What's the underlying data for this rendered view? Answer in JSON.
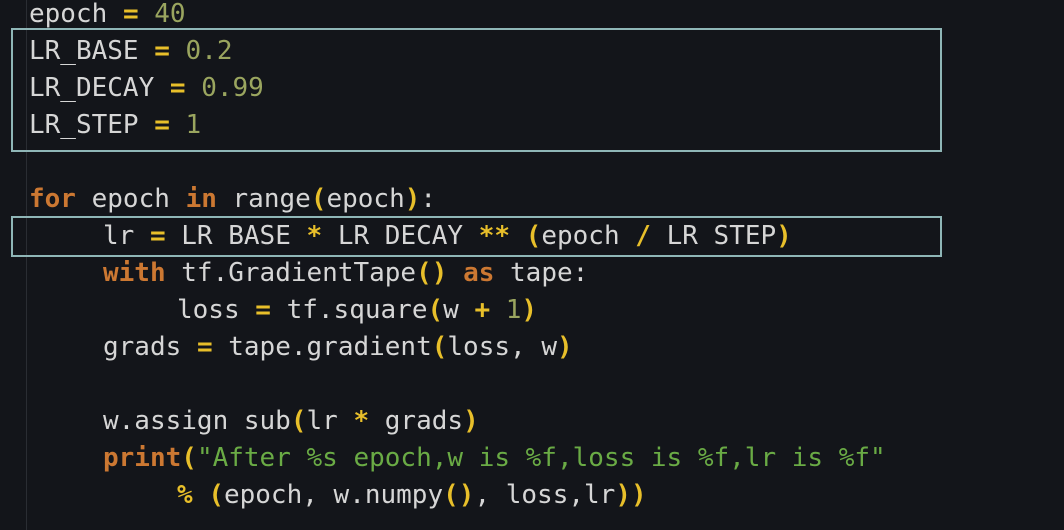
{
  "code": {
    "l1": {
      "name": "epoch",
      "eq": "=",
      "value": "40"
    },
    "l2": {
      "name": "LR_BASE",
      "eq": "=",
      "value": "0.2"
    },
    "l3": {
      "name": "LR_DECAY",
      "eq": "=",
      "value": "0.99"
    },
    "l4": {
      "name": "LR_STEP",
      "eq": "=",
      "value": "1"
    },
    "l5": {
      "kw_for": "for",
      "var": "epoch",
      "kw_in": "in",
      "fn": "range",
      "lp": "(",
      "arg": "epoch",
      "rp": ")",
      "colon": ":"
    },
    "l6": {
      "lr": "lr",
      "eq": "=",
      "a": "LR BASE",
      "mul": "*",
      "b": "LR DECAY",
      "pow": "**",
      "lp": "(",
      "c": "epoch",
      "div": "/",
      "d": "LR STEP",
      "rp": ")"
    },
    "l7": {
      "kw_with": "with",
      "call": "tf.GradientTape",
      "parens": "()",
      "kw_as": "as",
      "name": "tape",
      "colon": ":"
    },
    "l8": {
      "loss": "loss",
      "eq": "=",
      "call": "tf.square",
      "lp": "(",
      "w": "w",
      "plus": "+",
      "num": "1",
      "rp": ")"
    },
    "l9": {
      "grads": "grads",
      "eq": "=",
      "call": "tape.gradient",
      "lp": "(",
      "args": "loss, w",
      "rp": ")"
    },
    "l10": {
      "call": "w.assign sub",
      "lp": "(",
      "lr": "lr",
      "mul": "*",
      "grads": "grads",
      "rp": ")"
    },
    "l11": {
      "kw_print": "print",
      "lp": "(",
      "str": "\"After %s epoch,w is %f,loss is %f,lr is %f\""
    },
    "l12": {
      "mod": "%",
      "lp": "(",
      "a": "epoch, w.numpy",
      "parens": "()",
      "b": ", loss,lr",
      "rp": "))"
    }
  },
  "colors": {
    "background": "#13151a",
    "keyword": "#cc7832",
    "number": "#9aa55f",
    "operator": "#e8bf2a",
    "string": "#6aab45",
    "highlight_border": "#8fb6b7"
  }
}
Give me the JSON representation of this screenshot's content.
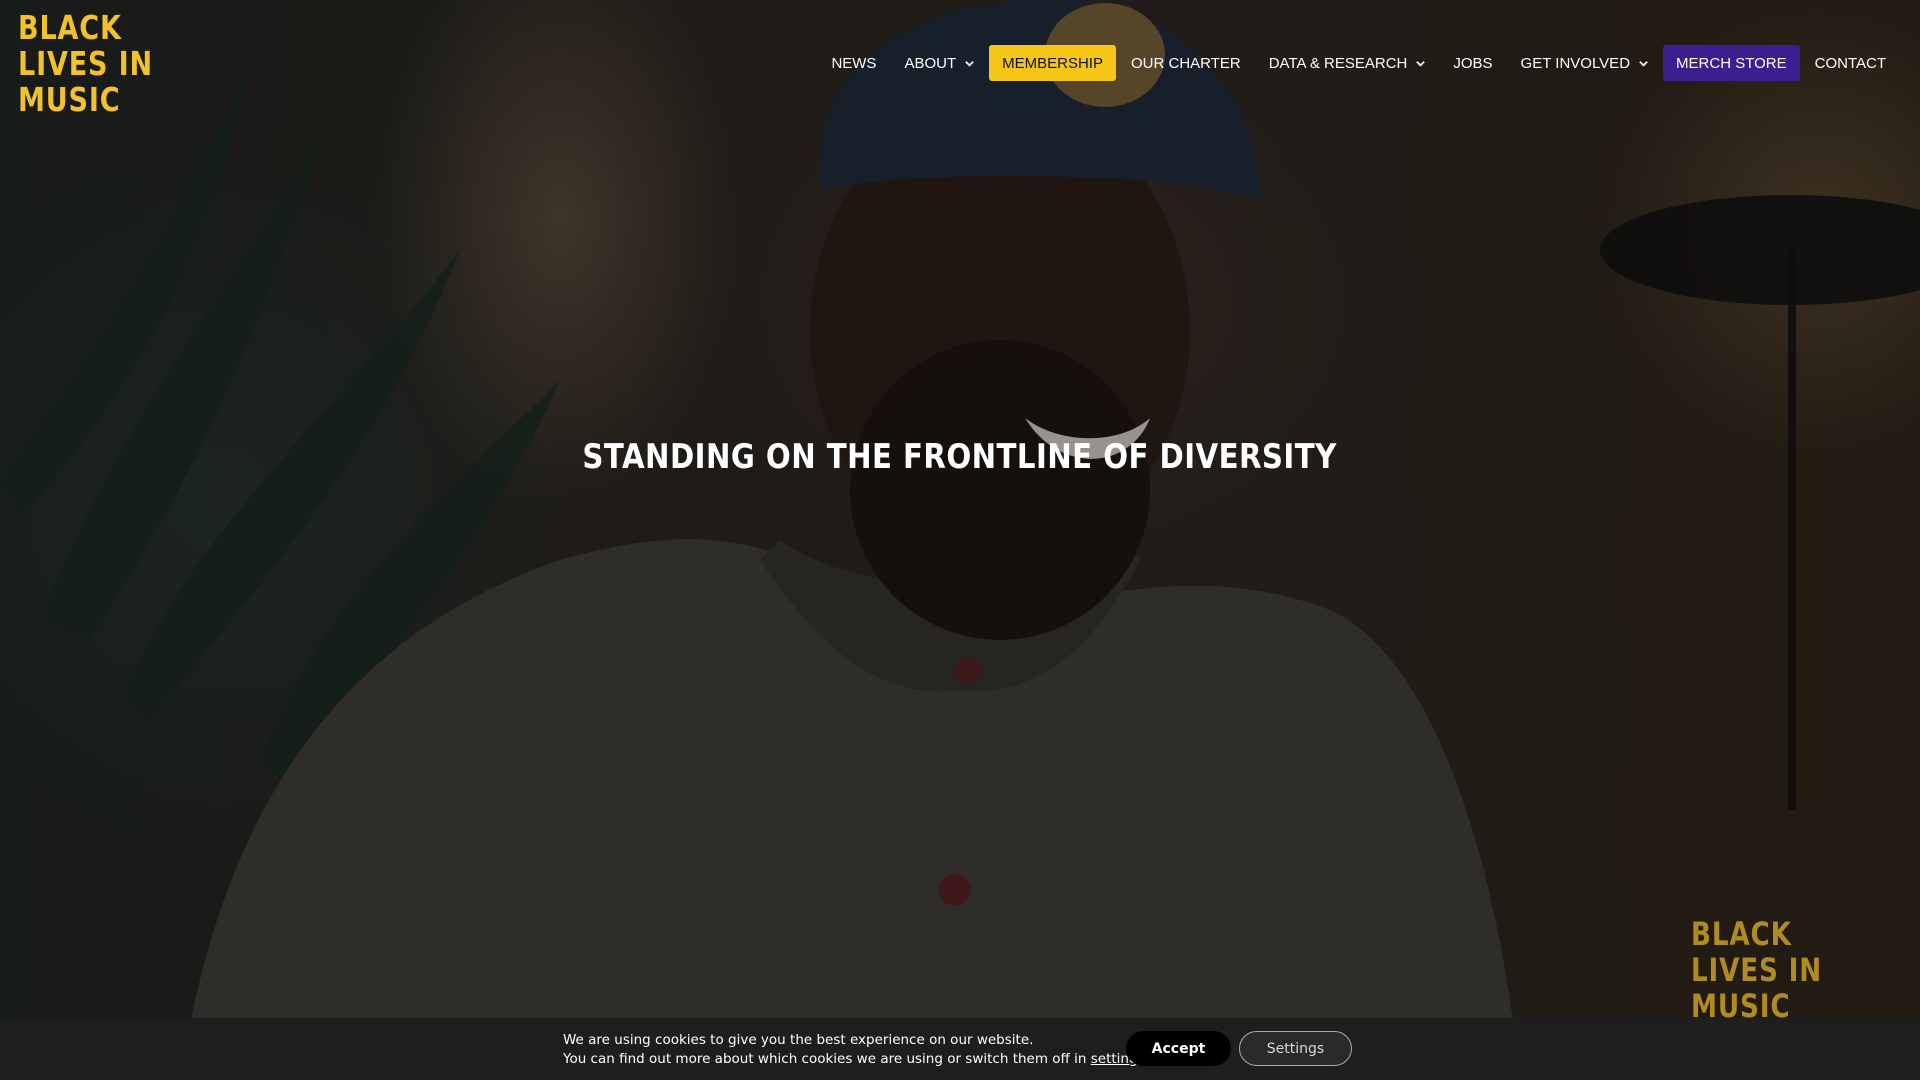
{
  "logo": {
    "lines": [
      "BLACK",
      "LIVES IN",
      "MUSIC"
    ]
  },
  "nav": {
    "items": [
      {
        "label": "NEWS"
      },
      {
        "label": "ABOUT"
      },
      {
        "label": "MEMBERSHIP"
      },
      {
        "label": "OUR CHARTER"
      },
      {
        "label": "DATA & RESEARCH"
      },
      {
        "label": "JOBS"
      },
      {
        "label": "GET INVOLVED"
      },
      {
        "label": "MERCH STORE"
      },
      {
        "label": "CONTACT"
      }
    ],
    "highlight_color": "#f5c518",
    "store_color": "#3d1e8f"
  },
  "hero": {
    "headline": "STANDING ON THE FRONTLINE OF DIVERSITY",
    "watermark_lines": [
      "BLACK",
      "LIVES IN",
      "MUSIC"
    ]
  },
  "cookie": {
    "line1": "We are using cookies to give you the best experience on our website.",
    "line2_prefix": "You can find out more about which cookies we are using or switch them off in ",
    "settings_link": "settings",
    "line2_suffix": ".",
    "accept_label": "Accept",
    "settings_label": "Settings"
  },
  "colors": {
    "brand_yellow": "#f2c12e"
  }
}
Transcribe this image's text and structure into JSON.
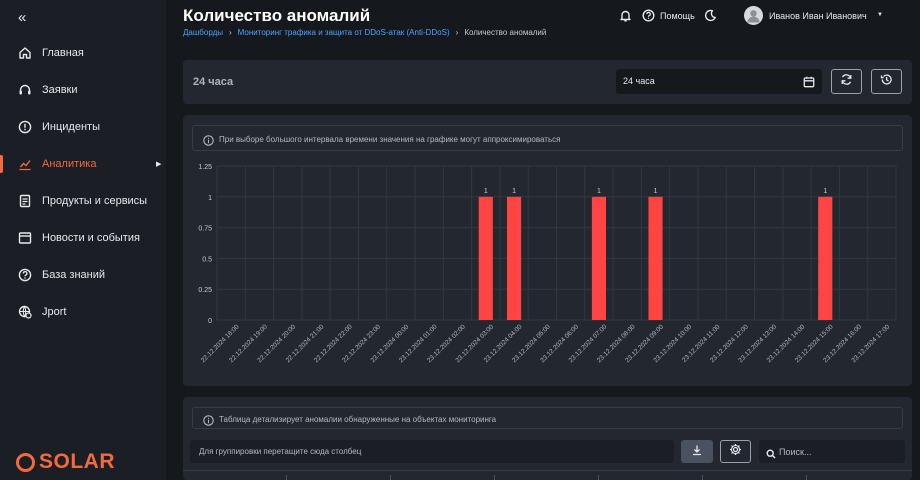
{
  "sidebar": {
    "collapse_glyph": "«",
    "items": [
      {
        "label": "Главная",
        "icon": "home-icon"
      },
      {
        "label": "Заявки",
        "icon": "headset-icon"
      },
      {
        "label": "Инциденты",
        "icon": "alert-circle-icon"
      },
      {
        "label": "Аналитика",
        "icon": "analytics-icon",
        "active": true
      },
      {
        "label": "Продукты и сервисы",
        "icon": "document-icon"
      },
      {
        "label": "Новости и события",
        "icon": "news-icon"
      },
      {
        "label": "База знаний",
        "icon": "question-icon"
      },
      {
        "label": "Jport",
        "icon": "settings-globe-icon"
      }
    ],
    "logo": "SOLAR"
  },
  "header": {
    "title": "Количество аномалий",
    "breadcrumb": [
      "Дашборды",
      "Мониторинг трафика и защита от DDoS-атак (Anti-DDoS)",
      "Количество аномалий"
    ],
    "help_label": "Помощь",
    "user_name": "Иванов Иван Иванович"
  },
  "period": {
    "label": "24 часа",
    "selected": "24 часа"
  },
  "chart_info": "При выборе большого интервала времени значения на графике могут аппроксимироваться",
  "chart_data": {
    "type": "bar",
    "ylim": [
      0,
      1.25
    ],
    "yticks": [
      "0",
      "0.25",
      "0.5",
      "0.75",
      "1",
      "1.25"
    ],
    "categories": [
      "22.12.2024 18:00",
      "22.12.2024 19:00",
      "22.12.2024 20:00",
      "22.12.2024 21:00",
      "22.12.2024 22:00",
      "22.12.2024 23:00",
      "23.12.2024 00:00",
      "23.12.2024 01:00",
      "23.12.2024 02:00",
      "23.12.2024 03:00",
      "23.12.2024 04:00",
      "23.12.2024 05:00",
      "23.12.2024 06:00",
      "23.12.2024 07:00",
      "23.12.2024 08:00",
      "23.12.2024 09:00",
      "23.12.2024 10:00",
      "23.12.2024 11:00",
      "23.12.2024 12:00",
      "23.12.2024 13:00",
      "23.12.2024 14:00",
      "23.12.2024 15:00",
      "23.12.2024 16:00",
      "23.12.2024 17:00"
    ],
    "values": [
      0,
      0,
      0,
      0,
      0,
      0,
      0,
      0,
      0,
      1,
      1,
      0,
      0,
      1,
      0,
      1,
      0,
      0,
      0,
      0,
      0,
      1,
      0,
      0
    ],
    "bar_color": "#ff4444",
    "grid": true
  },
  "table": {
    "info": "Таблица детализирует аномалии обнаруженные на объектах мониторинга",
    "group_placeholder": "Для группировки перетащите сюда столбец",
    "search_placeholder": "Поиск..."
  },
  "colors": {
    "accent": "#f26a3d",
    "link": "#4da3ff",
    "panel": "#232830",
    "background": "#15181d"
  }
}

* [STATED TASK] Scan the records above and report how many lines include the word "cookies", without any other text.

* [EXERCISE SOLUTION] 2